SET PROBLEM - Find the lines that contain the word "What" and copy each one.

===== MATERIAL PROVIDED

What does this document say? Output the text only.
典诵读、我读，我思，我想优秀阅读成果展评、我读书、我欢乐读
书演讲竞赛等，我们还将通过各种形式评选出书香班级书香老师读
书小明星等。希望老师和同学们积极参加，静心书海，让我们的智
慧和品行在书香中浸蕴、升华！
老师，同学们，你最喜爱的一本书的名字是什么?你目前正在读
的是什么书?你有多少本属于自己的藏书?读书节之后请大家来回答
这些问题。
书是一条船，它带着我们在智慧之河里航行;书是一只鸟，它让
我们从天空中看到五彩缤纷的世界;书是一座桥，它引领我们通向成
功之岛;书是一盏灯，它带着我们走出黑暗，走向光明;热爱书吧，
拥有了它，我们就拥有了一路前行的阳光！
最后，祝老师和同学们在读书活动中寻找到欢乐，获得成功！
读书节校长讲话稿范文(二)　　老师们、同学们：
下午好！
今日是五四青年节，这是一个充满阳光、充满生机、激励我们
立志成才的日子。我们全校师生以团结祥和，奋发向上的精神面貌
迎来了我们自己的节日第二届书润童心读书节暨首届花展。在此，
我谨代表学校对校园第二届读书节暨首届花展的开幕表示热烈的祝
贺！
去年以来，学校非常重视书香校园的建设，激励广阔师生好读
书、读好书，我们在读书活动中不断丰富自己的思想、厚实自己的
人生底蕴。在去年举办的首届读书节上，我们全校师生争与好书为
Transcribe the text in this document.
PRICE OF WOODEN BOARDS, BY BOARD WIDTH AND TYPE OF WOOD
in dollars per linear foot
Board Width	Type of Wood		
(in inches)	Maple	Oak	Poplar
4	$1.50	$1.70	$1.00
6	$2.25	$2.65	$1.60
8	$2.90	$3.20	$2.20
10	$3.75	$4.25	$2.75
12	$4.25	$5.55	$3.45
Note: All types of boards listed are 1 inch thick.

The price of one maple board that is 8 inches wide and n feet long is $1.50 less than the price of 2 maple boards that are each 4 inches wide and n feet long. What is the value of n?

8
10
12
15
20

==========

ANSWER TO THE TASK -
What does this document say? Output the text only.
The price of one maple board that is 8 inches wide and n feet long is $1.50 less than the price of 2 maple boards that are each 4 inches wide and n feet long. What is the value of n?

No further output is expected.